Aim of the exercise — Locate each line containing the string "发现问题及时整改" and copy it out.

******************************

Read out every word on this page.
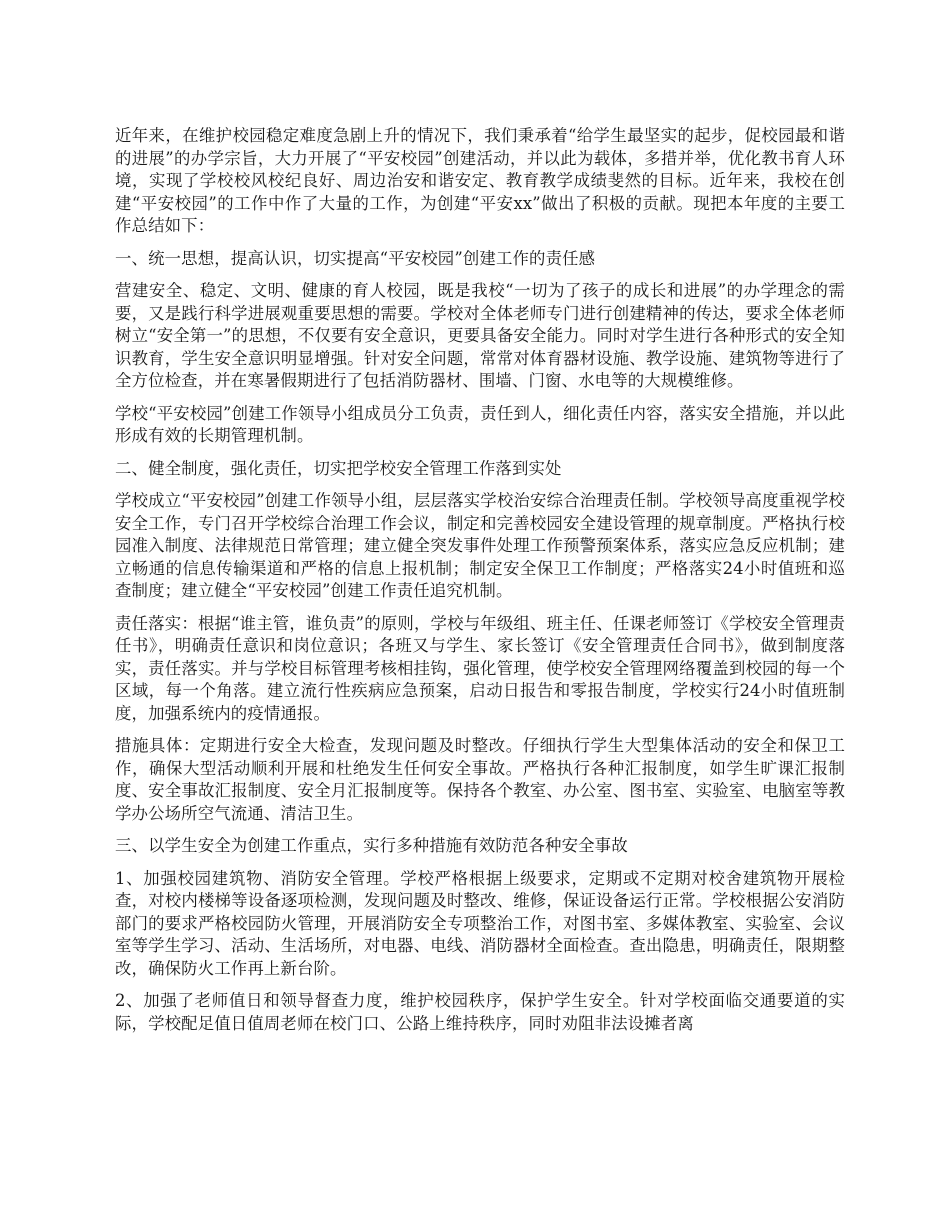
近年来，在维护校园稳定难度急剧上升的情况下，我们秉承着“给学生最坚实的起步，促校园最和谐的进展”的办学宗旨，大力开展了“平安校园”创建活动，并以此为载体，多措并举，优化教书育人环境，实现了学校校风校纪良好、周边治安和谐安定、教育教学成绩斐然的目标。近年来，我校在创建“平安校园”的工作中作了大量的工作，为创建“平安xx”做出了积极的贡献。现把本年度的主要工作总结如下：

一、统一思想，提高认识，切实提高“平安校园”创建工作的责任感

营建安全、稳定、文明、健康的育人校园，既是我校“一切为了孩子的成长和进展”的办学理念的需要，又是践行科学进展观重要思想的需要。学校对全体老师专门进行创建精神的传达，要求全体老师树立“安全第一”的思想，不仅要有安全意识，更要具备安全能力。同时对学生进行各种形式的安全知识教育，学生安全意识明显增强。针对安全问题，常常对体育器材设施、教学设施、建筑物等进行了全方位检查，并在寒暑假期进行了包括消防器材、围墙、门窗、水电等的大规模维修。

学校“平安校园”创建工作领导小组成员分工负责，责任到人，细化责任内容，落实安全措施，并以此形成有效的长期管理机制。

二、健全制度，强化责任，切实把学校安全管理工作落到实处

学校成立“平安校园”创建工作领导小组，层层落实学校治安综合治理责任制。学校领导高度重视学校安全工作，专门召开学校综合治理工作会议，制定和完善校园安全建设管理的规章制度。严格执行校园准入制度、法律规范日常管理；建立健全突发事件处理工作预警预案体系，落实应急反应机制；建立畅通的信息传输渠道和严格的信息上报机制；制定安全保卫工作制度；严格落实24小时值班和巡查制度；建立健全“平安校园”创建工作责任追究机制。

责任落实：根据“谁主管，谁负责”的原则，学校与年级组、班主任、任课老师签订《学校安全管理责任书》，明确责任意识和岗位意识；各班又与学生、家长签订《安全管理责任合同书》，做到制度落实，责任落实。并与学校目标管理考核相挂钩，强化管理，使学校安全管理网络覆盖到校园的每一个区域，每一个角落。建立流行性疾病应急预案，启动日报告和零报告制度，学校实行24小时值班制度，加强系统内的疫情通报。

措施具体：定期进行安全大检查，发现问题及时整改。仔细执行学生大型集体活动的安全和保卫工作，确保大型活动顺利开展和杜绝发生任何安全事故。严格执行各种汇报制度，如学生旷课汇报制度、安全事故汇报制度、安全月汇报制度等。保持各个教室、办公室、图书室、实验室、电脑室等教学办公场所空气流通、清洁卫生。

三、以学生安全为创建工作重点，实行多种措施有效防范各种安全事故

1、加强校园建筑物、消防安全管理。学校严格根据上级要求，定期或不定期对校舍建筑物开展检查，对校内楼梯等设备逐项检测，发现问题及时整改、维修，保证设备运行正常。学校根据公安消防部门的要求严格校园防火管理，开展消防安全专项整治工作，对图书室、多媒体教室、实验室、会议室等学生学习、活动、生活场所，对电器、电线、消防器材全面检查。查出隐患，明确责任，限期整改，确保防火工作再上新台阶。

2、加强了老师值日和领导督查力度，维护校园秩序，保护学生安全。针对学校面临交通要道的实际，学校配足值日值周老师在校门口、公路上维持秩序，同时劝阻非法设摊者离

******************************

Solution to this problem —
措施具体：定期进行安全大检查，发现问题及时整改。仔细执行学生大型集体活动的安全和保卫工作，确保大型活动顺利开展和杜绝发生任何安全事故。严格执行各种汇报制度，如学生旷课汇报制度、安全事故汇报制度、安全月汇报制度等。保持各个教室、办公室、图书室、实验室、电脑室等教学办公场所空气流通、清洁卫生。
1、加强校园建筑物、消防安全管理。学校严格根据上级要求，定期或不定期对校舍建筑物开展检查，对校内楼梯等设备逐项检测，发现问题及时整改、维修，保证设备运行正常。学校根据公安消防部门的要求严格校园防火管理，开展消防安全专项整治工作，对图书室、多媒体教室、实验室、会议室等学生学习、活动、生活场所，对电器、电线、消防器材全面检查。查出隐患，明确责任，限期整改，确保防火工作再上新台阶。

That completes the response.